[Begin Stored rows]

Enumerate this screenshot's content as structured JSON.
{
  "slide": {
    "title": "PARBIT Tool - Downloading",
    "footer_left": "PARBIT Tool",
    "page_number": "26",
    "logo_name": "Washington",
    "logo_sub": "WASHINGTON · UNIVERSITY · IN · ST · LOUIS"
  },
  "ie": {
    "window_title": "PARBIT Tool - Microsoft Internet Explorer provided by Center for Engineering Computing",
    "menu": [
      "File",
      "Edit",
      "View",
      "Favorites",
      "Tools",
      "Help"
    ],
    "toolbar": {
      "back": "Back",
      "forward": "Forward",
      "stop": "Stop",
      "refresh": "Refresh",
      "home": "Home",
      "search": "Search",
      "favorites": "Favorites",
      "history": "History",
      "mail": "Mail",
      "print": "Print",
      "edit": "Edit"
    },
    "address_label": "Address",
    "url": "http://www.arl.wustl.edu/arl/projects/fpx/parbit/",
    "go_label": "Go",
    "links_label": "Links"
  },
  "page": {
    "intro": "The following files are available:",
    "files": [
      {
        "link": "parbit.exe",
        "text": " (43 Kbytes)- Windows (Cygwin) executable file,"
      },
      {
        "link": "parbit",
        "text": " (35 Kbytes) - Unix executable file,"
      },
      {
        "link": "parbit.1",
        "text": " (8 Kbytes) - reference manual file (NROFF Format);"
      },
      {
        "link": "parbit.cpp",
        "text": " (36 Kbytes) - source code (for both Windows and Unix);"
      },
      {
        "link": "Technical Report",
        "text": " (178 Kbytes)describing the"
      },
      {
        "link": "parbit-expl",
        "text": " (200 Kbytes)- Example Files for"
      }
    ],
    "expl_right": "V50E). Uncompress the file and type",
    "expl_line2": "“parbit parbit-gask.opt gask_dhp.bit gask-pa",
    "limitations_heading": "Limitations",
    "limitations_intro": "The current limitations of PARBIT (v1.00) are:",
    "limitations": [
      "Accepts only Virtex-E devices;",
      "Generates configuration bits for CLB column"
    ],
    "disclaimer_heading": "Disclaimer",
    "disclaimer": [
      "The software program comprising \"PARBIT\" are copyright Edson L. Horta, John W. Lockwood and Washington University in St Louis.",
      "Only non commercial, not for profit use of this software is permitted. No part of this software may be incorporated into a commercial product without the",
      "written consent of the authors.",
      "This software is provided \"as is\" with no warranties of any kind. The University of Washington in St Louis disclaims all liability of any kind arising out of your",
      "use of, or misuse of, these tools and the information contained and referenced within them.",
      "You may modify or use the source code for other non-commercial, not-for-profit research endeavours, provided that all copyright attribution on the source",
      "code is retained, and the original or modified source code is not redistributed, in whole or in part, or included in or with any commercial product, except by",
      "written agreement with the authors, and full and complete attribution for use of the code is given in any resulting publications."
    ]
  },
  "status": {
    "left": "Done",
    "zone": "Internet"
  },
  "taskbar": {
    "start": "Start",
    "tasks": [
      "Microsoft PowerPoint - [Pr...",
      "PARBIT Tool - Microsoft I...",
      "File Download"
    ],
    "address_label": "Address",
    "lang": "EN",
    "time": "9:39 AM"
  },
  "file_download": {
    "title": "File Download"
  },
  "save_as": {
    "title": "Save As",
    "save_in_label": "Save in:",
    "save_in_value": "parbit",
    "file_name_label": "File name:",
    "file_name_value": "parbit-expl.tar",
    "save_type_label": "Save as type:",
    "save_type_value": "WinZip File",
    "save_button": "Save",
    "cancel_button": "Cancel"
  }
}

[End Stored rows]

**Required task**: Retype every record above exactly as written.

**Expected output**:
Enumerate this screenshot's content as structured JSON.
{
  "slide": {
    "title": "PARBIT Tool - Downloading",
    "footer_left": "PARBIT Tool",
    "page_number": "26",
    "logo_name": "Washington",
    "logo_sub": "WASHINGTON · UNIVERSITY · IN · ST · LOUIS"
  },
  "ie": {
    "window_title": "PARBIT Tool - Microsoft Internet Explorer provided by Center for Engineering Computing",
    "menu": [
      "File",
      "Edit",
      "View",
      "Favorites",
      "Tools",
      "Help"
    ],
    "toolbar": {
      "back": "Back",
      "forward": "Forward",
      "stop": "Stop",
      "refresh": "Refresh",
      "home": "Home",
      "search": "Search",
      "favorites": "Favorites",
      "history": "History",
      "mail": "Mail",
      "print": "Print",
      "edit": "Edit"
    },
    "address_label": "Address",
    "url": "http://www.arl.wustl.edu/arl/projects/fpx/parbit/",
    "go_label": "Go",
    "links_label": "Links"
  },
  "page": {
    "intro": "The following files are available:",
    "files": [
      {
        "link": "parbit.exe",
        "text": " (43 Kbytes)- Windows (Cygwin) executable file,"
      },
      {
        "link": "parbit",
        "text": " (35 Kbytes) - Unix executable file,"
      },
      {
        "link": "parbit.1",
        "text": " (8 Kbytes) - reference manual file (NROFF Format);"
      },
      {
        "link": "parbit.cpp",
        "text": " (36 Kbytes) - source code (for both Windows and Unix);"
      },
      {
        "link": "Technical Report",
        "text": " (178 Kbytes)describing the"
      },
      {
        "link": "parbit-expl",
        "text": " (200 Kbytes)- Example Files for"
      }
    ],
    "expl_right": "V50E). Uncompress the file and type",
    "expl_line2": "“parbit parbit-gask.opt gask_dhp.bit gask-pa",
    "limitations_heading": "Limitations",
    "limitations_intro": "The current limitations of PARBIT (v1.00) are:",
    "limitations": [
      "Accepts only Virtex-E devices;",
      "Generates configuration bits for CLB column"
    ],
    "disclaimer_heading": "Disclaimer",
    "disclaimer": [
      "The software program comprising \"PARBIT\" are copyright Edson L. Horta, John W. Lockwood and Washington University in St Louis.",
      "Only non commercial, not for profit use of this software is permitted. No part of this software may be incorporated into a commercial product without the",
      "written consent of the authors.",
      "This software is provided \"as is\" with no warranties of any kind. The University of Washington in St Louis disclaims all liability of any kind arising out of your",
      "use of, or misuse of, these tools and the information contained and referenced within them.",
      "You may modify or use the source code for other non-commercial, not-for-profit research endeavours, provided that all copyright attribution on the source",
      "code is retained, and the original or modified source code is not redistributed, in whole or in part, or included in or with any commercial product, except by",
      "written agreement with the authors, and full and complete attribution for use of the code is given in any resulting publications."
    ]
  },
  "status": {
    "left": "Done",
    "zone": "Internet"
  },
  "taskbar": {
    "start": "Start",
    "tasks": [
      "Microsoft PowerPoint - [Pr...",
      "PARBIT Tool - Microsoft I...",
      "File Download"
    ],
    "address_label": "Address",
    "lang": "EN",
    "time": "9:39 AM"
  },
  "file_download": {
    "title": "File Download"
  },
  "save_as": {
    "title": "Save As",
    "save_in_label": "Save in:",
    "save_in_value": "parbit",
    "file_name_label": "File name:",
    "file_name_value": "parbit-expl.tar",
    "save_type_label": "Save as type:",
    "save_type_value": "WinZip File",
    "save_button": "Save",
    "cancel_button": "Cancel"
  }
}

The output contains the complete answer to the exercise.